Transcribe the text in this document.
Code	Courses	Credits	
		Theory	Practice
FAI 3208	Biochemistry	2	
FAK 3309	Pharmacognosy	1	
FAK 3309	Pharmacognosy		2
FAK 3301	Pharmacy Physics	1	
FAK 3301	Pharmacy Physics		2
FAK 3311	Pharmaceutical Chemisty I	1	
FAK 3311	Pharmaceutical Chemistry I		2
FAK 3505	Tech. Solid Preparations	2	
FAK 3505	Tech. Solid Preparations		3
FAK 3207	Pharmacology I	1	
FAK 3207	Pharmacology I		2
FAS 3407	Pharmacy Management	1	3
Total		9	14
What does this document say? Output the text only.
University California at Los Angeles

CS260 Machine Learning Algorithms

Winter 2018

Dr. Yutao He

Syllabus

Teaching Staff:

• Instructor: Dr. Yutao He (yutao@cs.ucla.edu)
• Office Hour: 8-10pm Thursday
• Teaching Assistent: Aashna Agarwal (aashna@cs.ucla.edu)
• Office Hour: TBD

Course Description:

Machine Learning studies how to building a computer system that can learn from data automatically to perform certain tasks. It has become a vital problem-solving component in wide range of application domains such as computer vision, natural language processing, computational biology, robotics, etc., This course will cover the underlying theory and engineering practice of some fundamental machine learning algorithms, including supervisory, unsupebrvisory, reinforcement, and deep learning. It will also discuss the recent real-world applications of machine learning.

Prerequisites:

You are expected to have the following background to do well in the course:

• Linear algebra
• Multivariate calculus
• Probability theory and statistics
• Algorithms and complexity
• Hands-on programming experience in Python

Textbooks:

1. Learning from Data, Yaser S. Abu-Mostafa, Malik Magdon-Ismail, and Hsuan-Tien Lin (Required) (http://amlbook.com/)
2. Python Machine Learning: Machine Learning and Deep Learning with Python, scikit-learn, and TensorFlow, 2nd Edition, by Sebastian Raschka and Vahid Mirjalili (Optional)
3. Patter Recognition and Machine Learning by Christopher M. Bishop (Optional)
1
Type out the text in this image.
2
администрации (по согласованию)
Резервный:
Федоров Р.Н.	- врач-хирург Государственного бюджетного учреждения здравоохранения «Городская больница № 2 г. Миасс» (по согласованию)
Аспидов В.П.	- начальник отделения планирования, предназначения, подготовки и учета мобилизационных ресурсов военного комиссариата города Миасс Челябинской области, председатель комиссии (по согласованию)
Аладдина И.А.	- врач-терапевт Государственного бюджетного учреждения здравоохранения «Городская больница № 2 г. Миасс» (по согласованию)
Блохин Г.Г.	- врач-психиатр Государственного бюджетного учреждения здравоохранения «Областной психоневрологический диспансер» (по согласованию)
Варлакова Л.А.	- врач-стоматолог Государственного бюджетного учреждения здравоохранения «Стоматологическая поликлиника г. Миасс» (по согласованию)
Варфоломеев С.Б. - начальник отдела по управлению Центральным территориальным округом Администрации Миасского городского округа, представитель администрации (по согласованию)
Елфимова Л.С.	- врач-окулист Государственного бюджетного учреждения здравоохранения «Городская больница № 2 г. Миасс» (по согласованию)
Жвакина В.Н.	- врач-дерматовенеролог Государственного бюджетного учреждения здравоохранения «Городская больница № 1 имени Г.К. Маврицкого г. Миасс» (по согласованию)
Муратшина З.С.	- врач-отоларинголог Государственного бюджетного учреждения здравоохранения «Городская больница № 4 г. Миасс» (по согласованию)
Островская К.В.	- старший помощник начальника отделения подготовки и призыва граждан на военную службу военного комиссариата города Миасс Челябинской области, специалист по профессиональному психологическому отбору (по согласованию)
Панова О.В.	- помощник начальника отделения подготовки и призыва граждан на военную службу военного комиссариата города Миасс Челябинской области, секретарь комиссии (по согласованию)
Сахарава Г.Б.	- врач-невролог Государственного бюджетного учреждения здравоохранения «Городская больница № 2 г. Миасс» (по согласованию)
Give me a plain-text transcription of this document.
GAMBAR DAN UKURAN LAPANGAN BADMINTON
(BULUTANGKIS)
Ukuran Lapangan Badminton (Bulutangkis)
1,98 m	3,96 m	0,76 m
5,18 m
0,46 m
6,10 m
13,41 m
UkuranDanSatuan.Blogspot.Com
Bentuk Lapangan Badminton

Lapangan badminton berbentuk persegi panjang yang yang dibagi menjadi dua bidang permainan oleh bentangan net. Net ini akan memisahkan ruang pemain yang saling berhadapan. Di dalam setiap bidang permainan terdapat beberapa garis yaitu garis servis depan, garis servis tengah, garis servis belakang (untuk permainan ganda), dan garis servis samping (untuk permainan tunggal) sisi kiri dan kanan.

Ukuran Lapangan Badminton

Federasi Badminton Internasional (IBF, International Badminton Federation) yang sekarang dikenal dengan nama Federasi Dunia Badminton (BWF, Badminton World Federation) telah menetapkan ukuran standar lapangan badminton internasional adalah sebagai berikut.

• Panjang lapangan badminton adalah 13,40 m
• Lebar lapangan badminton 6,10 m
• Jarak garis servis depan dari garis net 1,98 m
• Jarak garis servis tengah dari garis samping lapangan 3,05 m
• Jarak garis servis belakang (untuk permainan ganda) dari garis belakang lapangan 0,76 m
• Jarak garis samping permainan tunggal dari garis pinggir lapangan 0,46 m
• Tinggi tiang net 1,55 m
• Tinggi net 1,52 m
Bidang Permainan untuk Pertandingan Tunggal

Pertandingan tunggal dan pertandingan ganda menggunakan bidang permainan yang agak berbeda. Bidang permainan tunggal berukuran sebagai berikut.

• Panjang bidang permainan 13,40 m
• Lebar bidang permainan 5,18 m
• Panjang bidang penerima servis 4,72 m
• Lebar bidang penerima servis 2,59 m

## [Task objective]
Give the entries once more, exactly as they appear.

## [Reply]
Transcribe the text in this document.
Code	Courses	Credits	
		Theory	Practice
FAI 3208	Biochemistry	2	
FAK 3309	Pharmacognosy	1	
FAK 3309	Pharmacognosy		2
FAK 3301	Pharmacy Physics	1	
FAK 3301	Pharmacy Physics		2
FAK 3311	Pharmaceutical Chemisty I	1	
FAK 3311	Pharmaceutical Chemistry I		2
FAK 3505	Tech. Solid Preparations	2	
FAK 3505	Tech. Solid Preparations		3
FAK 3207	Pharmacology I	1	
FAK 3207	Pharmacology I		2
FAS 3407	Pharmacy Management	1	3
Total		9	14
What does this document say? Output the text only.
University California at Los Angeles

CS260 Machine Learning Algorithms

Winter 2018

Dr. Yutao He

Syllabus

Teaching Staff:

• Instructor: Dr. Yutao He (yutao@cs.ucla.edu)
• Office Hour: 8-10pm Thursday
• Teaching Assistent: Aashna Agarwal (aashna@cs.ucla.edu)
• Office Hour: TBD

Course Description:

Machine Learning studies how to building a computer system that can learn from data automatically to perform certain tasks. It has become a vital problem-solving component in wide range of application domains such as computer vision, natural language processing, computational biology, robotics, etc., This course will cover the underlying theory and engineering practice of some fundamental machine learning algorithms, including supervisory, unsupebrvisory, reinforcement, and deep learning. It will also discuss the recent real-world applications of machine learning.

Prerequisites:

You are expected to have the following background to do well in the course:

• Linear algebra
• Multivariate calculus
• Probability theory and statistics
• Algorithms and complexity
• Hands-on programming experience in Python

Textbooks:

1. Learning from Data, Yaser S. Abu-Mostafa, Malik Magdon-Ismail, and Hsuan-Tien Lin (Required) (http://amlbook.com/)
2. Python Machine Learning: Machine Learning and Deep Learning with Python, scikit-learn, and TensorFlow, 2nd Edition, by Sebastian Raschka and Vahid Mirjalili (Optional)
3. Patter Recognition and Machine Learning by Christopher M. Bishop (Optional)
1
Type out the text in this image.
2
администрации (по согласованию)
Резервный:
Федоров Р.Н.	- врач-хирург Государственного бюджетного учреждения здравоохранения «Городская больница № 2 г. Миасс» (по согласованию)
Аспидов В.П.	- начальник отделения планирования, предназначения, подготовки и учета мобилизационных ресурсов военного комиссариата города Миасс Челябинской области, председатель комиссии (по согласованию)
Аладдина И.А.	- врач-терапевт Государственного бюджетного учреждения здравоохранения «Городская больница № 2 г. Миасс» (по согласованию)
Блохин Г.Г.	- врач-психиатр Государственного бюджетного учреждения здравоохранения «Областной психоневрологический диспансер» (по согласованию)
Варлакова Л.А.	- врач-стоматолог Государственного бюджетного учреждения здравоохранения «Стоматологическая поликлиника г. Миасс» (по согласованию)
Варфоломеев С.Б. - начальник отдела по управлению Центральным территориальным округом Администрации Миасского городского округа, представитель администрации (по согласованию)
Елфимова Л.С.	- врач-окулист Государственного бюджетного учреждения здравоохранения «Городская больница № 2 г. Миасс» (по согласованию)
Жвакина В.Н.	- врач-дерматовенеролог Государственного бюджетного учреждения здравоохранения «Городская больница № 1 имени Г.К. Маврицкого г. Миасс» (по согласованию)
Муратшина З.С.	- врач-отоларинголог Государственного бюджетного учреждения здравоохранения «Городская больница № 4 г. Миасс» (по согласованию)
Островская К.В.	- старший помощник начальника отделения подготовки и призыва граждан на военную службу военного комиссариата города Миасс Челябинской области, специалист по профессиональному психологическому отбору (по согласованию)
Панова О.В.	- помощник начальника отделения подготовки и призыва граждан на военную службу военного комиссариата города Миасс Челябинской области, секретарь комиссии (по согласованию)
Сахарава Г.Б.	- врач-невролог Государственного бюджетного учреждения здравоохранения «Городская больница № 2 г. Миасс» (по согласованию)
Give me a plain-text transcription of this document.
GAMBAR DAN UKURAN LAPANGAN BADMINTON
(BULUTANGKIS)
Ukuran Lapangan Badminton (Bulutangkis)
1,98 m	3,96 m	0,76 m
5,18 m
0,46 m
6,10 m
13,41 m
UkuranDanSatuan.Blogspot.Com
Bentuk Lapangan Badminton

Lapangan badminton berbentuk persegi panjang yang yang dibagi menjadi dua bidang permainan oleh bentangan net. Net ini akan memisahkan ruang pemain yang saling berhadapan. Di dalam setiap bidang permainan terdapat beberapa garis yaitu garis servis depan, garis servis tengah, garis servis belakang (untuk permainan ganda), dan garis servis samping (untuk permainan tunggal) sisi kiri dan kanan.

Ukuran Lapangan Badminton

Federasi Badminton Internasional (IBF, International Badminton Federation) yang sekarang dikenal dengan nama Federasi Dunia Badminton (BWF, Badminton World Federation) telah menetapkan ukuran standar lapangan badminton internasional adalah sebagai berikut.

• Panjang lapangan badminton adalah 13,40 m
• Lebar lapangan badminton 6,10 m
• Jarak garis servis depan dari garis net 1,98 m
• Jarak garis servis tengah dari garis samping lapangan 3,05 m
• Jarak garis servis belakang (untuk permainan ganda) dari garis belakang lapangan 0,76 m
• Jarak garis samping permainan tunggal dari garis pinggir lapangan 0,46 m
• Tinggi tiang net 1,55 m
• Tinggi net 1,52 m
Bidang Permainan untuk Pertandingan Tunggal

Pertandingan tunggal dan pertandingan ganda menggunakan bidang permainan yang agak berbeda. Bidang permainan tunggal berukuran sebagai berikut.

• Panjang bidang permainan 13,40 m
• Lebar bidang permainan 5,18 m
• Panjang bidang penerima servis 4,72 m
• Lebar bidang penerima servis 2,59 m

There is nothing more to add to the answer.